What needs to be done
In the listing below, count each line containing "name" and answer with the count only.

The input
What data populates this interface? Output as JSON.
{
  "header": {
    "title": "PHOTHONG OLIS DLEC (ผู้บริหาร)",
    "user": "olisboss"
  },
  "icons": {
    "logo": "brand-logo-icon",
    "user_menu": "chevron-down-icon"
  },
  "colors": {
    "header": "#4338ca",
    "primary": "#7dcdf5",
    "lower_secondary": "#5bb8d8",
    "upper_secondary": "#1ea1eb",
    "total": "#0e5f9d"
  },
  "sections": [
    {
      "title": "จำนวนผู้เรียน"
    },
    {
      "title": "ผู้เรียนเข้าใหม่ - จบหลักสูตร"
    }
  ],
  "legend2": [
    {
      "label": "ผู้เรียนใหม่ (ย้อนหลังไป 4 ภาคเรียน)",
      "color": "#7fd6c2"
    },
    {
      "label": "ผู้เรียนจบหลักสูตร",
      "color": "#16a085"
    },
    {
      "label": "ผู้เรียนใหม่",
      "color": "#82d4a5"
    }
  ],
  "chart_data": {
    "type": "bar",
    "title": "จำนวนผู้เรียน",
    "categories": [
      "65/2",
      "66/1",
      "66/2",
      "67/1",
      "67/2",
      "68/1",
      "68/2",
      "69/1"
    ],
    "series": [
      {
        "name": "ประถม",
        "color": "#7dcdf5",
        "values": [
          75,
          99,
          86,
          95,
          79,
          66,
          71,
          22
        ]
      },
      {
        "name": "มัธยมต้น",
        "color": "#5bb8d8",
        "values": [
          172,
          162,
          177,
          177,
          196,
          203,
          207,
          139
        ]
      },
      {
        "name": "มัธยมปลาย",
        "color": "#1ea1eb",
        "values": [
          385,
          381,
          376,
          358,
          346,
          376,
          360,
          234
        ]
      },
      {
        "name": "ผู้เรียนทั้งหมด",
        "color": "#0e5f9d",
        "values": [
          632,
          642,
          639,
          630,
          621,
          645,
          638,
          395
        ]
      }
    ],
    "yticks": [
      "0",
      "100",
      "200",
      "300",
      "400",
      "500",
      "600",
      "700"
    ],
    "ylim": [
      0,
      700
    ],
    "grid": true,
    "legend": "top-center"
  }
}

==

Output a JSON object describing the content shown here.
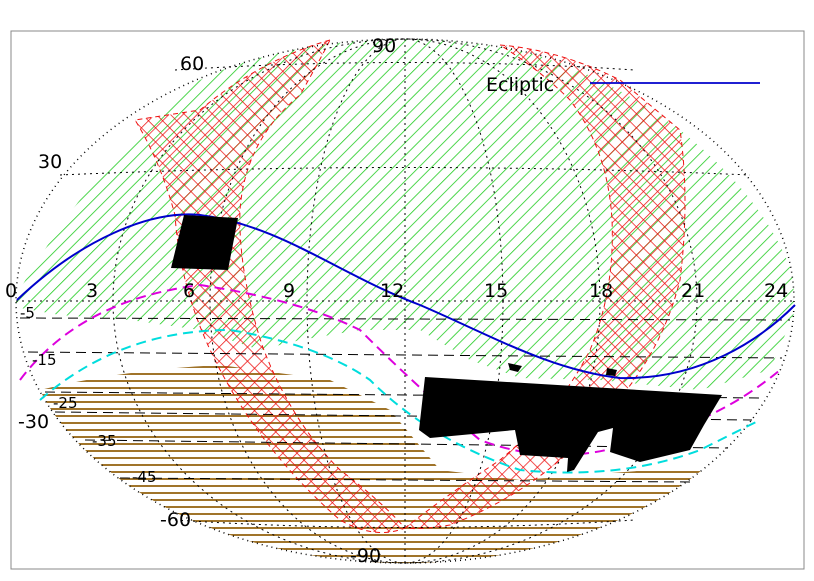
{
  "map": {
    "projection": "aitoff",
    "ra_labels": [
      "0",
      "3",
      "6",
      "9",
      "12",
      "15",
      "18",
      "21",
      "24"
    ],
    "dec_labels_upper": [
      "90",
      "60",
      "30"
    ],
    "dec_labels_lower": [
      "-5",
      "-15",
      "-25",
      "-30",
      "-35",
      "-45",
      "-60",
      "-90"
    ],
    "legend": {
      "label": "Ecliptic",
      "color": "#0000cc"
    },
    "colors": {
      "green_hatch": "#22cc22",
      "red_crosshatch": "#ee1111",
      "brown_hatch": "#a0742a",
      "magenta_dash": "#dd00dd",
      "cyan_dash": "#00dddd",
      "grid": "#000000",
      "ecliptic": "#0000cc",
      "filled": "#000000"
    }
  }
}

Result
4